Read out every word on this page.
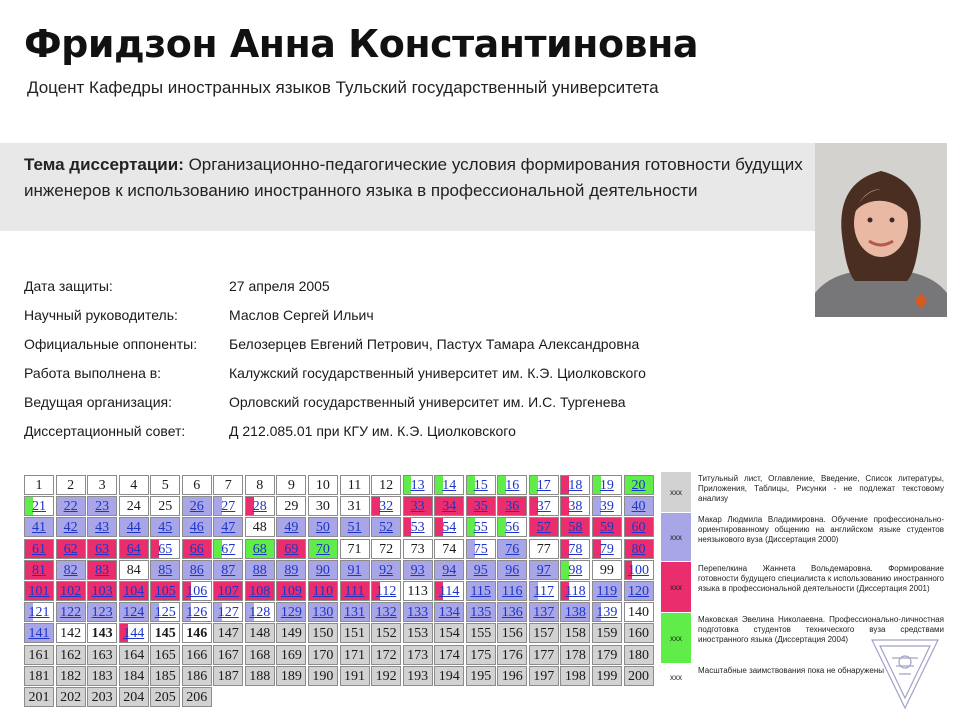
Фридзон Анна Константиновна
Доцент Кафедры иностранных языков Тульский государственный университета
Тема диссертации: Организационно-педагогические условия формирования готовности будущих инженеров к использованию иностранного языка в профессиональной деятельности
Дата защиты:	27 апреля 2005
Научный руководитель:	Маслов Сергей Ильич
Официальные оппоненты: Белозерцев Евгений Петрович, Пастух Тамара Александровна
Работа выполнена в:	Калужский государственный университет им. К.Э. Циолковского
Ведущая организация:	Орловский государственный университет им. И.С. Тургенева
Диссертационный совет:	Д 212.085.01 при КГУ им. К.Э. Циолковского
1	2	3	4	5	6	7	8	9	10	11	12	13	14	15	16	17	18	19	20
21	22	23	24	25	26	27	28	29	30	31	32	33	34	35	36	37	38	39	40
41	42	43	44	45	46	47	48	49	50	51	52	53	54	55	56	57	58	59	60
61	62	63	64	65	66	67	68	69	70	71	72	73	74	75	76	77	78	79	80
81	82	83	84	85	86	87	88	89	90	91	92	93	94	95	96	97	98	99	100
101 102 103 104 105 106 107 108 109 110 111 112 113 114 115 116 117 118 119 120
121 122 123 124 125 126 127 128 129 130 131 132 133 134 135 136 137 138 139 140
141 142 143 144 145 146 147 148 149 150 151 152 153 154 155 156 157 158 159 160
161 162 163 164 165 166 167 168 169 170 171 172 173 174 175 176 177 178 179 180
181 182 183 184 185 186 187 188 189 190 191 192 193 194 195 196 197 198 199 200
201 202 203 204 205 206
xxx
Титульный лист, Оглавление, Введение, Список литературы, Приложения, Таблицы, Рисунки - не подлежат текстовому анализу
xxx
Макар Людмила Владимировна. Обучение профессионально-ориентированному общению на английском языке студентов неязыкового вуза (Диссертация 2000)
xxx
Перепелкина Жаннета Вольдемаровна. Формирование готовности будущего специалиста к использованию иностранного языка в профессиональной деятельности (Диссертация 2001)
xxx
Маковская Эвелина Николаевна. Профессионально-личностная подготовка студентов технического вуза средствами иностранного языка (Диссертация 2004)
xxx
Масштабные заимствования пока не обнаружены
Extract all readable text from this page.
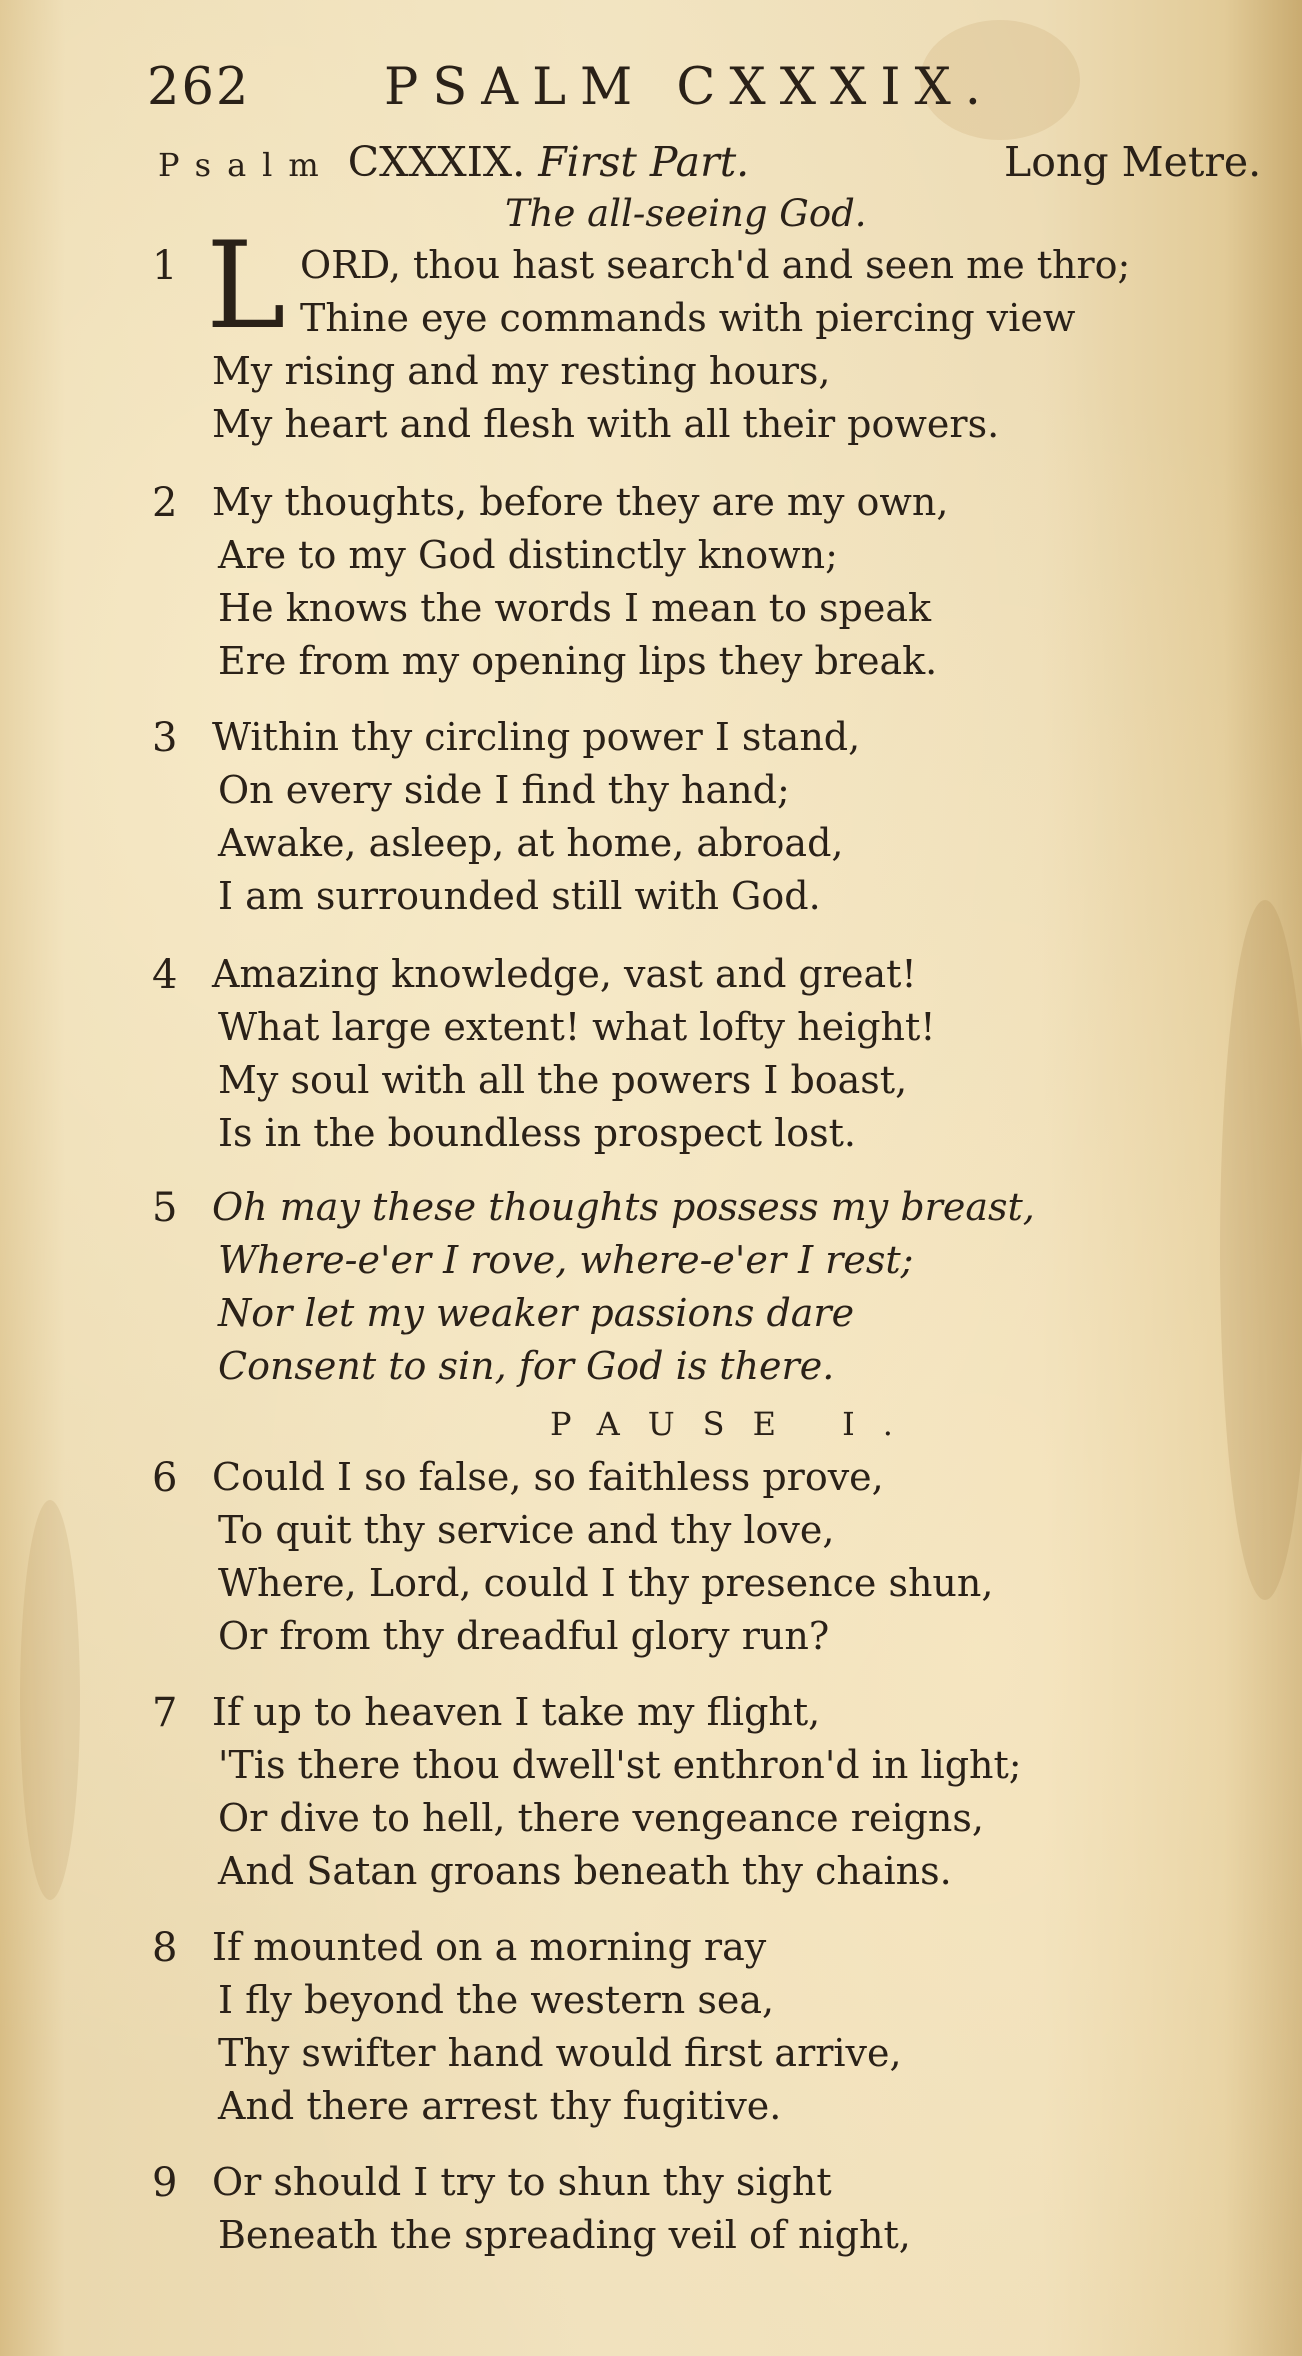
262	PSALM CXXXIX.
Psalm CXXXIX. First Part.	Long Metre.
The all-seeing God.
1 L ORD, thou hast search'd and seen me thro;
Thine eye commands with piercing view
My rising and my resting hours,
My heart and flesh with all their powers.
2 My thoughts, before they are my own,
Are to my God distinctly known;
He knows the words I mean to speak
Ere from my opening lips they break.
3 Within thy circling power I stand,
On every side I find thy hand;
Awake, asleep, at home, abroad,
I am surrounded still with God.
4 Amazing knowledge, vast and great!
What large extent! what lofty height!
My soul with all the powers I boast,
Is in the boundless prospect lost.
5 Oh may these thoughts possess my breast,
Where-e'er I rove, where-e'er I rest;
Nor let my weaker passions dare
Consent to sin, for God is there.
PAUSE I.
6 Could I so false, so faithless prove,
To quit thy service and thy love,
Where, Lord, could I thy presence shun,
Or from thy dreadful glory run?
7 If up to heaven I take my flight,
'Tis there thou dwell'st enthron'd in light;
Or dive to hell, there vengeance reigns,
And Satan groans beneath thy chains.
8 If mounted on a morning ray
I fly beyond the western sea,
Thy swifter hand would first arrive,
And there arrest thy fugitive.
9 Or should I try to shun thy sight
Beneath the spreading veil of night,
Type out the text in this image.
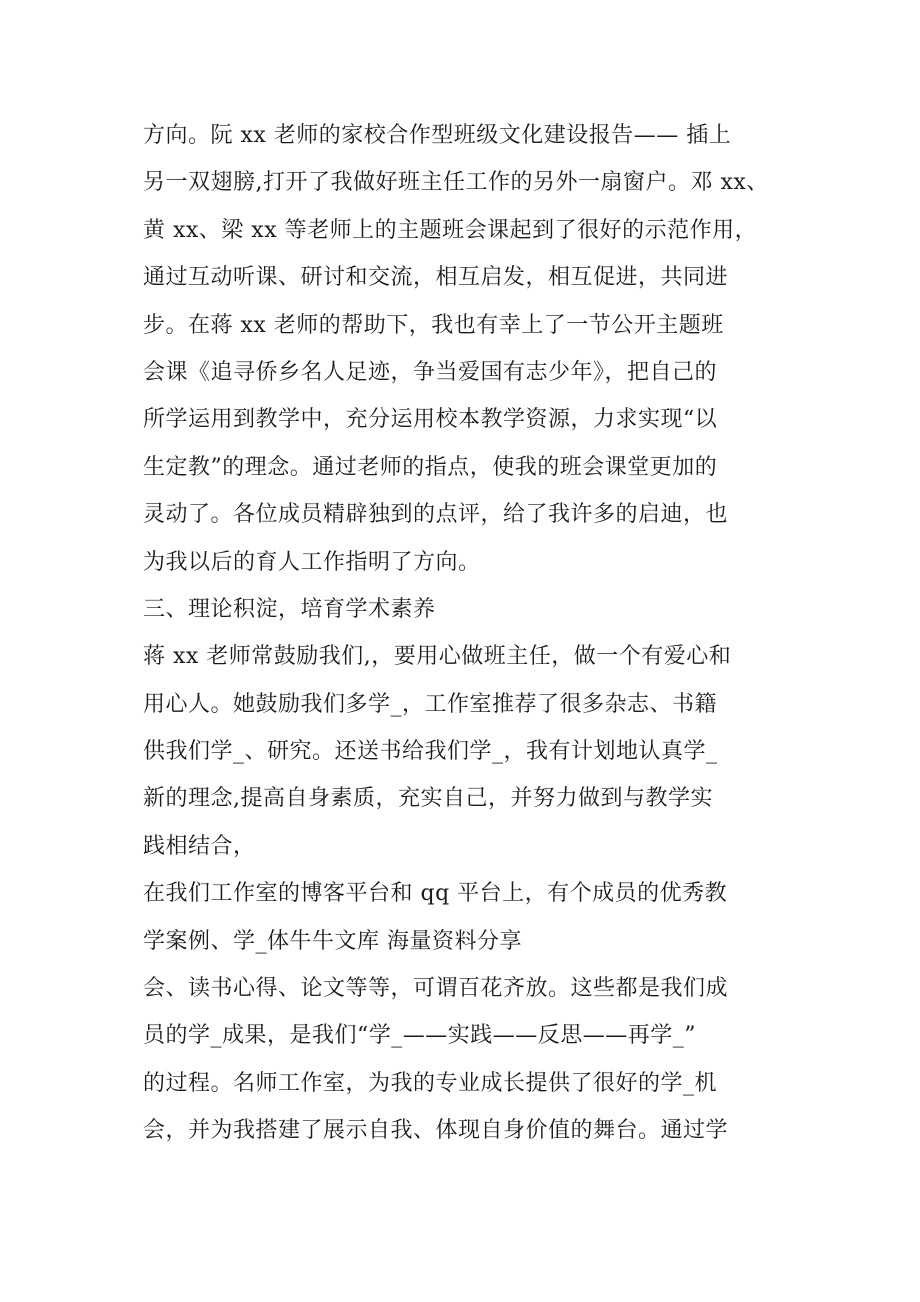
方向。阮 xx 老师的家校合作型班级文化建设报告—— 插上
另一双翅膀,打开了我做好班主任工作的另外一扇窗户。邓 xx、
黄 xx、梁 xx 等老师上的主题班会课起到了很好的示范作用，
通过互动听课、研讨和交流，相互启发，相互促进，共同进
步。在蒋 xx 老师的帮助下，我也有幸上了一节公开主题班
会课《追寻侨乡名人足迹，争当爱国有志少年》，把自己的
所学运用到教学中，充分运用校本教学资源，力求实现“以
生定教”的理念。通过老师的指点，使我的班会课堂更加的
灵动了。各位成员精辟独到的点评，给了我许多的启迪，也
为我以后的育人工作指明了方向。
三、理论积淀，培育学术素养
蒋 xx 老师常鼓励我们,，要用心做班主任，做一个有爱心和
用心人。她鼓励我们多学_，工作室推荐了很多杂志、书籍
供我们学_、研究。还送书给我们学_，我有计划地认真学_
新的理念,提高自身素质，充实自己，并努力做到与教学实
践相结合，
在我们工作室的博客平台和 qq 平台上，有个成员的优秀教
学案例、学_体牛牛文库 海量资料分享
会、读书心得、论文等等，可谓百花齐放。这些都是我们成
员的学_成果，是我们“学_——实践——反思——再学_”
的过程。名师工作室，为我的专业成长提供了很好的学_机
会，并为我搭建了展示自我、体现自身价值的舞台。通过学
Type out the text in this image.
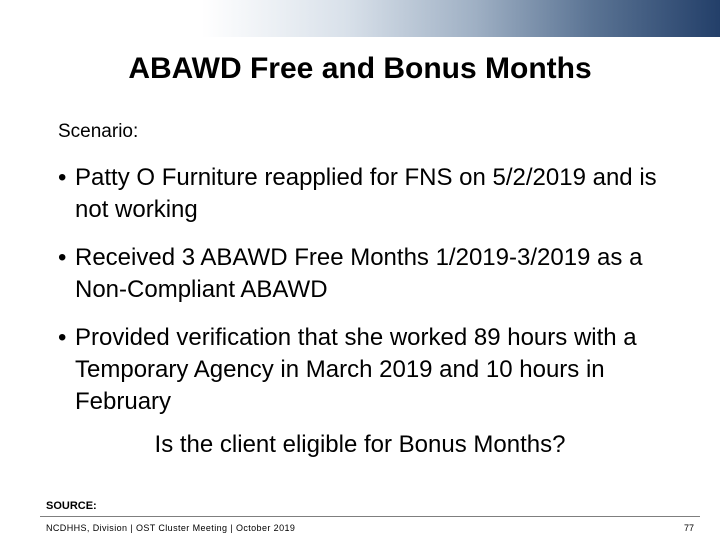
ABAWD Free and Bonus Months
Scenario:
• Patty O Furniture reapplied for FNS on 5/2/2019 and is not working
• Received 3 ABAWD Free Months 1/2019-3/2019 as a Non-Compliant ABAWD
• Provided verification that she worked 89 hours with a Temporary Agency in March 2019 and 10 hours in February
Is the client eligible for Bonus Months?
SOURCE:
NCDHHS, Division | OST Cluster Meeting | October 2019	77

- - - - -

Give only the number of lines in the material above that hold the word "Free".

ANSWER FOR THIS EXERCISE
2